- _Aim of the task_:
Copy down every line where the string "mean" shows up.

^^^^^^^^^^^^^^^^

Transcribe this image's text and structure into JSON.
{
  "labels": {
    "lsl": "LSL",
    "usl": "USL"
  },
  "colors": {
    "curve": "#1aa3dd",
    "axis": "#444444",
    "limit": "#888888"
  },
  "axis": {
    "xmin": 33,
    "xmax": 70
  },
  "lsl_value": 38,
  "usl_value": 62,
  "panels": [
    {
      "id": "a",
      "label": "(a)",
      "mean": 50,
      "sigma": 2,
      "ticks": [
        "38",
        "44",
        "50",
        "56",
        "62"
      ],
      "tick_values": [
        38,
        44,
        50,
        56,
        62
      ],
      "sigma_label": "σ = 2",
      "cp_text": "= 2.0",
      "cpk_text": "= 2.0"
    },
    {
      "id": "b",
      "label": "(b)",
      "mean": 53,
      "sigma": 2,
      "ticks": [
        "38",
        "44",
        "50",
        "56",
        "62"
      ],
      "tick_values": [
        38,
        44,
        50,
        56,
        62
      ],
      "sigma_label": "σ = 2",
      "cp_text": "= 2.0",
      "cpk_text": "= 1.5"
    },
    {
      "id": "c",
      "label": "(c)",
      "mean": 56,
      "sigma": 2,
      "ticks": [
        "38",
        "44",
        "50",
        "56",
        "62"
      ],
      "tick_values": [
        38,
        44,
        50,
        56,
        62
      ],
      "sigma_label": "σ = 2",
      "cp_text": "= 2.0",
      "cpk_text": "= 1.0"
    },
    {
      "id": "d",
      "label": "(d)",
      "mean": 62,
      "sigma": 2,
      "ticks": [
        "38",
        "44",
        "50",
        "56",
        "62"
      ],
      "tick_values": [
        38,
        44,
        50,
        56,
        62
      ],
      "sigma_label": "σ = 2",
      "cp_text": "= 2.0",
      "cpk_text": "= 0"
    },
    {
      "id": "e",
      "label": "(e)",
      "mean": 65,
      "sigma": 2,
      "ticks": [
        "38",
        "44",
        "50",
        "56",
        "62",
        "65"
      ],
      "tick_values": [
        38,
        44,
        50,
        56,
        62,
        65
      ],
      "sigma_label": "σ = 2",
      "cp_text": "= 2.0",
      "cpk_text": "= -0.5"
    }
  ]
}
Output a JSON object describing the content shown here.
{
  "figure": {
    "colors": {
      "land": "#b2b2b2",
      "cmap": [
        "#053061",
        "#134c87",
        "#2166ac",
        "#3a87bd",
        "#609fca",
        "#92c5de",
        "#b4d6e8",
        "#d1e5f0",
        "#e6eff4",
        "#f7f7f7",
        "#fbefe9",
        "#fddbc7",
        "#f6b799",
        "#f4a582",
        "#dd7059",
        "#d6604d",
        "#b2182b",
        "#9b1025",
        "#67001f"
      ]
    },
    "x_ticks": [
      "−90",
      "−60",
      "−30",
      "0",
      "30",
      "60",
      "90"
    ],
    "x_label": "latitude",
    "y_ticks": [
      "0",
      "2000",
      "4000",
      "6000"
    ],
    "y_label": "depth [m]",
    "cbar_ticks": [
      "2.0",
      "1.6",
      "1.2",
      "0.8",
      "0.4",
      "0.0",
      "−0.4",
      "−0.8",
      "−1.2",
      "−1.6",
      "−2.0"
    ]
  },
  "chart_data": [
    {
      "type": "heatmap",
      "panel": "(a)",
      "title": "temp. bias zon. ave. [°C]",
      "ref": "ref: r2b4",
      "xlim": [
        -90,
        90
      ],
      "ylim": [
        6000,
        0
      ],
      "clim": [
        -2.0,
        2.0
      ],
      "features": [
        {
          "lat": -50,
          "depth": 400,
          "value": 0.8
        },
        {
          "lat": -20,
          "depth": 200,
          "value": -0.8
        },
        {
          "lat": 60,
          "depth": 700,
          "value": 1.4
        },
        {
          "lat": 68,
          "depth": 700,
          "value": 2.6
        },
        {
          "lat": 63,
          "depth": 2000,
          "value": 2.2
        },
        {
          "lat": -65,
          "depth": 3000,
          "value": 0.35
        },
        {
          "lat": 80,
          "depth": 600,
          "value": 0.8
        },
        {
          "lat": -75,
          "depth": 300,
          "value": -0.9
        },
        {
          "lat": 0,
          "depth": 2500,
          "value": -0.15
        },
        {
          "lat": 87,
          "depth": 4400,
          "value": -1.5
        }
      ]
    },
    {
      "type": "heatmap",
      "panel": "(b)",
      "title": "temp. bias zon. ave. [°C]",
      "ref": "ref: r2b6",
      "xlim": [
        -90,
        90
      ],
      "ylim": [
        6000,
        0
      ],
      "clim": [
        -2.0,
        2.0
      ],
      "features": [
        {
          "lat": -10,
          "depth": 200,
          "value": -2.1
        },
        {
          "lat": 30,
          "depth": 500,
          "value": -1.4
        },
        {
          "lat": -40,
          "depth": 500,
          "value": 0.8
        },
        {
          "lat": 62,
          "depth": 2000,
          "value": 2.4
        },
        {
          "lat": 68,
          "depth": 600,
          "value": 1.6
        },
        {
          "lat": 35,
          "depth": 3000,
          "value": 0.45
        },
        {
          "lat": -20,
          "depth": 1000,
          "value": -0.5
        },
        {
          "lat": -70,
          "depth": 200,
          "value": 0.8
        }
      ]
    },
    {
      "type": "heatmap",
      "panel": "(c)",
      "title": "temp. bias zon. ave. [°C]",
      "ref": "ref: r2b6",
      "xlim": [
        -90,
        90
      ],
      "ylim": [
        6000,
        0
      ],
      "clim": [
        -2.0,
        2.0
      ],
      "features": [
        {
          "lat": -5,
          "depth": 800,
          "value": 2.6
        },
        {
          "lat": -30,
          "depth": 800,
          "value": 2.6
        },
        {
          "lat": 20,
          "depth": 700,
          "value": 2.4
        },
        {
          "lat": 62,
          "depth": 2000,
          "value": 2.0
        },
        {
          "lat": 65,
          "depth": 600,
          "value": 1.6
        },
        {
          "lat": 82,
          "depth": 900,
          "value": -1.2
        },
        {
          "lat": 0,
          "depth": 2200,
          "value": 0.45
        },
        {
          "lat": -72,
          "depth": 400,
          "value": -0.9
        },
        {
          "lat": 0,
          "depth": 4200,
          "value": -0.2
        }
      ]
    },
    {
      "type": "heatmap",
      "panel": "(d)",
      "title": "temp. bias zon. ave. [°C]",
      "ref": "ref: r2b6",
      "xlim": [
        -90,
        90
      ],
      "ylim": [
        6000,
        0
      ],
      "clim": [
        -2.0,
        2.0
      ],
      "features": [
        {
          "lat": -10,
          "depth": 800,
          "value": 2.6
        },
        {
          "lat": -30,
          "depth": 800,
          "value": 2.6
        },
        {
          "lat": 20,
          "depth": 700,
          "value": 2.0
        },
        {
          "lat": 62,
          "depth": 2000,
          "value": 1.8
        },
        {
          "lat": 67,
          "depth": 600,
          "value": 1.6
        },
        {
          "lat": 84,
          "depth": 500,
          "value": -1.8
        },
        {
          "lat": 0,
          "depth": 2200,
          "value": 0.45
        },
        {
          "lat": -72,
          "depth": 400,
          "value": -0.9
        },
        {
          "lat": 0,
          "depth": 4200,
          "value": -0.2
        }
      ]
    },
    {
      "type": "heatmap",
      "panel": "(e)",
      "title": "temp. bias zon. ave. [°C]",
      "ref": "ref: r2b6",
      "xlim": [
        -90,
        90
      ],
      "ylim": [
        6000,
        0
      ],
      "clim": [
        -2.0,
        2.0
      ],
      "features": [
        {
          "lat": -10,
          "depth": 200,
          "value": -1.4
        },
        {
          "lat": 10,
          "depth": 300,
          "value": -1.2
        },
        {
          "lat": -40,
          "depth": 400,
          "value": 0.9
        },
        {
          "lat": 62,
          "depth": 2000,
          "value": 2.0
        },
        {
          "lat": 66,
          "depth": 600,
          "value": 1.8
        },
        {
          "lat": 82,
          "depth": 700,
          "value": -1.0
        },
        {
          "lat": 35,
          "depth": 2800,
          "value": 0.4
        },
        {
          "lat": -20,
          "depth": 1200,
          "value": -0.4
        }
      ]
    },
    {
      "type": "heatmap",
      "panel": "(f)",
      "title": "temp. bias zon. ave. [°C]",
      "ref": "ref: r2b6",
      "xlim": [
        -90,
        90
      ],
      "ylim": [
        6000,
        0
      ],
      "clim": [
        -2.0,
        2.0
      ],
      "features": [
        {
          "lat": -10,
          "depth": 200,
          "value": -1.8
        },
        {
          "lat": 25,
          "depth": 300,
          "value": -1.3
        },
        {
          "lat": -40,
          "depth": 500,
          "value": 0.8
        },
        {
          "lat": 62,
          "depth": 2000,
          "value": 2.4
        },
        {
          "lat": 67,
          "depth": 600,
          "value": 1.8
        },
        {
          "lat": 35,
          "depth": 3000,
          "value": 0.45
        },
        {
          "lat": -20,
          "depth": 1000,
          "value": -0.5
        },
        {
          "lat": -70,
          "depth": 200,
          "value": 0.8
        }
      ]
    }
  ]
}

^^^^^^^^^^^^^^^^

- _Output below_:
      "mean": 50,
      "mean": 53,
      "mean": 56,
      "mean": 62,
      "mean": 65,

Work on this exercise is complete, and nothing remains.